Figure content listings
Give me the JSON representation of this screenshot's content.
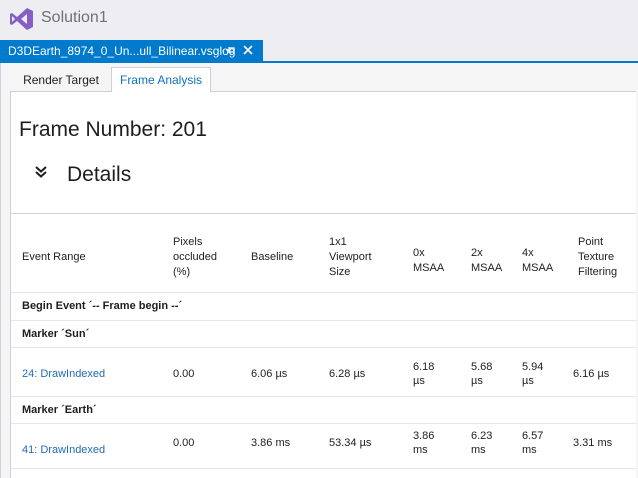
{
  "window": {
    "title": "Solution1",
    "logo_icon": "visual-studio-icon"
  },
  "document_tab": {
    "label": "D3DEarth_8974_0_Un...ull_Bilinear.vsglog",
    "pin_icon": "pin-icon",
    "close_icon": "close-icon",
    "accent_color": "#007acc"
  },
  "inner_tabs": [
    {
      "label": "Render Target",
      "selected": false
    },
    {
      "label": "Frame Analysis",
      "selected": true
    }
  ],
  "frame_number": "Frame Number: 201",
  "details": {
    "label": "Details",
    "toggle_icon": "double-chevron-down-icon"
  },
  "table": {
    "headers": {
      "event_range": "Event Range",
      "pixels_occluded": [
        "Pixels",
        "occluded",
        "(%)"
      ],
      "baseline": "Baseline",
      "viewport": [
        "1x1",
        "Viewport",
        "Size"
      ],
      "msaa0": [
        "0x",
        "MSAA"
      ],
      "msaa2": [
        "2x",
        "MSAA"
      ],
      "msaa4": [
        "4x",
        "MSAA"
      ],
      "point": [
        "Point",
        "Texture",
        "Filtering"
      ]
    },
    "groups": [
      {
        "label": "Begin Event ´-- Frame begin --´"
      },
      {
        "label": "Marker ´Sun´",
        "row": {
          "event": "24: DrawIndexed",
          "pixels": "0.00",
          "baseline": "6.06 µs",
          "viewport": "6.28 µs",
          "msaa0": [
            "6.18",
            "µs"
          ],
          "msaa2": [
            "5.68",
            "µs"
          ],
          "msaa4": [
            "5.94",
            "µs"
          ],
          "point": "6.16 µs"
        }
      },
      {
        "label": "Marker ´Earth´",
        "row": {
          "event": "41: DrawIndexed",
          "pixels": "0.00",
          "baseline": "3.86 ms",
          "viewport": "53.34 µs",
          "msaa0": [
            "3.86",
            "ms"
          ],
          "msaa2": [
            "6.23",
            "ms"
          ],
          "msaa4": [
            "6.57",
            "ms"
          ],
          "point": "3.31 ms"
        }
      }
    ]
  }
}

▸ Exercise description
Return all lines containing the word "baseline".

▸ Answer in full
      "baseline": "Baseline",
          "baseline": "6.06 µs",
          "baseline": "3.86 ms",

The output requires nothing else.